• [Exercise brief]:
Find every line with the string "Online" in it, count them, and reply with that count only.

• [Records shown]:
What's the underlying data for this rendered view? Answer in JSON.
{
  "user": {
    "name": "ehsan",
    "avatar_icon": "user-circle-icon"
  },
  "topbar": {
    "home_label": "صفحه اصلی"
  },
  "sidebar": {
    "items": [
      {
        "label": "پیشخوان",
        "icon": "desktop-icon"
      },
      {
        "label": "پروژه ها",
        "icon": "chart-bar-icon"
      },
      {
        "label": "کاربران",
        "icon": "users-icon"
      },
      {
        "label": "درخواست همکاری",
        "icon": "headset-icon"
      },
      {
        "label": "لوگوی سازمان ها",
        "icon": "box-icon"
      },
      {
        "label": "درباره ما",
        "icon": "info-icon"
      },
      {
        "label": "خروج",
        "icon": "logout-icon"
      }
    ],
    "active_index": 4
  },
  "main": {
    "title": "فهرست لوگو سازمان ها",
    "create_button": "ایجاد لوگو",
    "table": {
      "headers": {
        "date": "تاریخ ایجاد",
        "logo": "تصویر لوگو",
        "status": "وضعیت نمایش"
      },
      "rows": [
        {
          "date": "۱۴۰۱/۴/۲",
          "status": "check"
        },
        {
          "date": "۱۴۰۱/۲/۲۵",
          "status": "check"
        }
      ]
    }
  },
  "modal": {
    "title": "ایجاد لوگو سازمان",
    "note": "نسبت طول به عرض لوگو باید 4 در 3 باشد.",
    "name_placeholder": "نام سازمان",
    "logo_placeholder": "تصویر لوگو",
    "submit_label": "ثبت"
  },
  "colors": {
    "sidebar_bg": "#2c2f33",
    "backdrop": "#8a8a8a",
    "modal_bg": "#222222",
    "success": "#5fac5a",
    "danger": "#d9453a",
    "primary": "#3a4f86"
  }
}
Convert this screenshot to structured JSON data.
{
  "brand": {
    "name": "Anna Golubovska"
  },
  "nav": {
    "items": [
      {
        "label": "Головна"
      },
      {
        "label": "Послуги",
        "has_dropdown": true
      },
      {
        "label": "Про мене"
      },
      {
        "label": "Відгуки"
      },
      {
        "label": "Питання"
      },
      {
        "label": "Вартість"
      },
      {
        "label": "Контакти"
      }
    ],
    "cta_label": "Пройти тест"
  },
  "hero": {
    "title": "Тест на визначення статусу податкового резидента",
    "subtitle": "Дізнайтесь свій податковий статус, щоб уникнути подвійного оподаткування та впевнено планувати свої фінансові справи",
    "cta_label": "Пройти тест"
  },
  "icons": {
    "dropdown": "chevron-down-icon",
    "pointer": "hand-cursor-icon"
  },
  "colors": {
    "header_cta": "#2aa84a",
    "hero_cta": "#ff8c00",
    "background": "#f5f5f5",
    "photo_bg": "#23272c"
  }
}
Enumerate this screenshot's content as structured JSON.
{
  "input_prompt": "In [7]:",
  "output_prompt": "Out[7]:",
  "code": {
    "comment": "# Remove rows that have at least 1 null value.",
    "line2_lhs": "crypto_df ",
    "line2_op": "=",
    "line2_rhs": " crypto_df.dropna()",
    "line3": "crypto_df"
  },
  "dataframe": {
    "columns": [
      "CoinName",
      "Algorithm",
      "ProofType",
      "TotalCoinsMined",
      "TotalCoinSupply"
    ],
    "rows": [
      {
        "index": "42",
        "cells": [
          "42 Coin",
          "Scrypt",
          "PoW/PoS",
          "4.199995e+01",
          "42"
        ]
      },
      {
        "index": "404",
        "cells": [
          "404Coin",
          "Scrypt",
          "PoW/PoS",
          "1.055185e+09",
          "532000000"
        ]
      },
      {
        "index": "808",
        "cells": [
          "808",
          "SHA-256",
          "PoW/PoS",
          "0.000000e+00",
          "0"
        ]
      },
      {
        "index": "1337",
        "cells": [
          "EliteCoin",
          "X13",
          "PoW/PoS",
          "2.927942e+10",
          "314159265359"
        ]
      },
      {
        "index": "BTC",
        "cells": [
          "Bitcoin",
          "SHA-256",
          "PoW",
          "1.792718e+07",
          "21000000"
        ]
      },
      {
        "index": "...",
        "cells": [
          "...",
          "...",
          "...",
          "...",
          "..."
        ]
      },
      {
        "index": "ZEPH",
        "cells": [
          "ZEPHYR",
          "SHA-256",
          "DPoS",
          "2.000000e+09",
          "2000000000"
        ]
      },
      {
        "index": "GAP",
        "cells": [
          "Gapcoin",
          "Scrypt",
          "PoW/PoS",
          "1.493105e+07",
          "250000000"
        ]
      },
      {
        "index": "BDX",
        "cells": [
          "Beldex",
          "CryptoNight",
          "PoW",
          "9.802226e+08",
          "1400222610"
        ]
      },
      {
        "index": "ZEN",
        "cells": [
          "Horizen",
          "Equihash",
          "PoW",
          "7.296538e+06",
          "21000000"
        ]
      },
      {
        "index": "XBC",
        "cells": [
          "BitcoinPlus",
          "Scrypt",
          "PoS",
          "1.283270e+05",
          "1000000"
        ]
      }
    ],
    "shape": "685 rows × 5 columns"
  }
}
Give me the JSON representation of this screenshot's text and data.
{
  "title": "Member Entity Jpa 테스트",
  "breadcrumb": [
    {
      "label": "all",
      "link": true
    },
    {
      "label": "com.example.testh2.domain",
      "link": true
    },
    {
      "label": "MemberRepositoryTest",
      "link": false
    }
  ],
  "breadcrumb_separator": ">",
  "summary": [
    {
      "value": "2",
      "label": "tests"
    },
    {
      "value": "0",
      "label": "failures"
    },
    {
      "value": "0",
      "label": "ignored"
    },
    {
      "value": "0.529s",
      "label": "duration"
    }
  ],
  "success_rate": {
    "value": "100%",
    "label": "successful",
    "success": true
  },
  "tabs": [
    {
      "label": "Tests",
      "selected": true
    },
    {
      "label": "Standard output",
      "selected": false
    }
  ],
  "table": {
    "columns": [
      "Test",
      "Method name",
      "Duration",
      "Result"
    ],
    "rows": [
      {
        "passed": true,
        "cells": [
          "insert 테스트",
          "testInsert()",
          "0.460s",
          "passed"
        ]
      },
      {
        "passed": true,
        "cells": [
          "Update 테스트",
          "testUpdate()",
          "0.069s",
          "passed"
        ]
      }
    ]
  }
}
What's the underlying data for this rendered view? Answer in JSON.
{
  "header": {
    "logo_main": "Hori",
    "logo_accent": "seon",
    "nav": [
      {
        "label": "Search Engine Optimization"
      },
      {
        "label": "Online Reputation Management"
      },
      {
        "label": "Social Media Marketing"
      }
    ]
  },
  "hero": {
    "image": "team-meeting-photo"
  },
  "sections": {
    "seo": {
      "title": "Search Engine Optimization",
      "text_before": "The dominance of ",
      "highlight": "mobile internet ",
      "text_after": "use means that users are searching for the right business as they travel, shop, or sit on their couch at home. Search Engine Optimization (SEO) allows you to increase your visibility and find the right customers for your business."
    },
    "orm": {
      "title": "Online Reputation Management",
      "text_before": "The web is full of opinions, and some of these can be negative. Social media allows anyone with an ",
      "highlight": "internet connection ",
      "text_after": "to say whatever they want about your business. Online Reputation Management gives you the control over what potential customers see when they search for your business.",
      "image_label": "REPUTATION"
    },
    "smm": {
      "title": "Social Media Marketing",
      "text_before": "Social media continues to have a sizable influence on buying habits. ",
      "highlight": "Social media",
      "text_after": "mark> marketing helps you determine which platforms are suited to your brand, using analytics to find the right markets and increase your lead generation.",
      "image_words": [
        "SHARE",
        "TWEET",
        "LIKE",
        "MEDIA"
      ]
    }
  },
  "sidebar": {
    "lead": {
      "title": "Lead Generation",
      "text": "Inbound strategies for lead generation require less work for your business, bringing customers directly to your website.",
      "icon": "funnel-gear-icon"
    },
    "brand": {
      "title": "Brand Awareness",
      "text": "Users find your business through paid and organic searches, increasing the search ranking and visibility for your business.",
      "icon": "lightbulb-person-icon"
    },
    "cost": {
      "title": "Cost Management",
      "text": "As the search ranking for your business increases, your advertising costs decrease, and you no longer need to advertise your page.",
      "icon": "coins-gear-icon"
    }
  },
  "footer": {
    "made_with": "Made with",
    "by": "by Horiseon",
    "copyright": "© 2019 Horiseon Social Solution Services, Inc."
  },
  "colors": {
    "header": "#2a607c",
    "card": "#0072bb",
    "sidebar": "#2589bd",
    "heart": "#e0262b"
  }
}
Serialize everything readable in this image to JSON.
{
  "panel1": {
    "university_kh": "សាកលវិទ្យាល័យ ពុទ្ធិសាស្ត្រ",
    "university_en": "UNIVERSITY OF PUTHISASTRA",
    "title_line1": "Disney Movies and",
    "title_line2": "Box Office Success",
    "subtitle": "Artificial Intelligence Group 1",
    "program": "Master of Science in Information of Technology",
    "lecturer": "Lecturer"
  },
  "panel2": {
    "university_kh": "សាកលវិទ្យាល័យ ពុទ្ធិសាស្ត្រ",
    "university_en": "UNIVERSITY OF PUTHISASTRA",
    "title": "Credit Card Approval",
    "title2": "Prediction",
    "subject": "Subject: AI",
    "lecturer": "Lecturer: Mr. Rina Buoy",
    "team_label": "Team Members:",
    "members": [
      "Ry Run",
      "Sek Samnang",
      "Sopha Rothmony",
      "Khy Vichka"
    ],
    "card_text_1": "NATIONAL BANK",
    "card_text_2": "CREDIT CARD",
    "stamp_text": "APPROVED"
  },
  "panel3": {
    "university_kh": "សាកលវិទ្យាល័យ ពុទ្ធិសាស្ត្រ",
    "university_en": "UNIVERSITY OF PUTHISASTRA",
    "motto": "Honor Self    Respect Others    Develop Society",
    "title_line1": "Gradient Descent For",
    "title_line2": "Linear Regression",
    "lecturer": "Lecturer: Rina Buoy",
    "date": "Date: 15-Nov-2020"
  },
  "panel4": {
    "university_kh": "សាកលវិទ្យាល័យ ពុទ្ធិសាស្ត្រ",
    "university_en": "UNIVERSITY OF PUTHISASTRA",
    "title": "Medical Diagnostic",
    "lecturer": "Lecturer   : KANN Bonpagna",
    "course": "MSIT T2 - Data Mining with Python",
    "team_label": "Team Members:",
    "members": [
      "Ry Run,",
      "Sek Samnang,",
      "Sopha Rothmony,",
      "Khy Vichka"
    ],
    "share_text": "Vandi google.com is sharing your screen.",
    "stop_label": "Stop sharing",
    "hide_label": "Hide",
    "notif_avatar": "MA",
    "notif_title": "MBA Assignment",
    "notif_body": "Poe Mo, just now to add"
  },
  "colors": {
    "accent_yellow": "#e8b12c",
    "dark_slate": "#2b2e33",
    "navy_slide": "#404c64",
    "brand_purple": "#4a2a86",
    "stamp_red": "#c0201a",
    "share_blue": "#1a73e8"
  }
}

• [Response to the task]:
3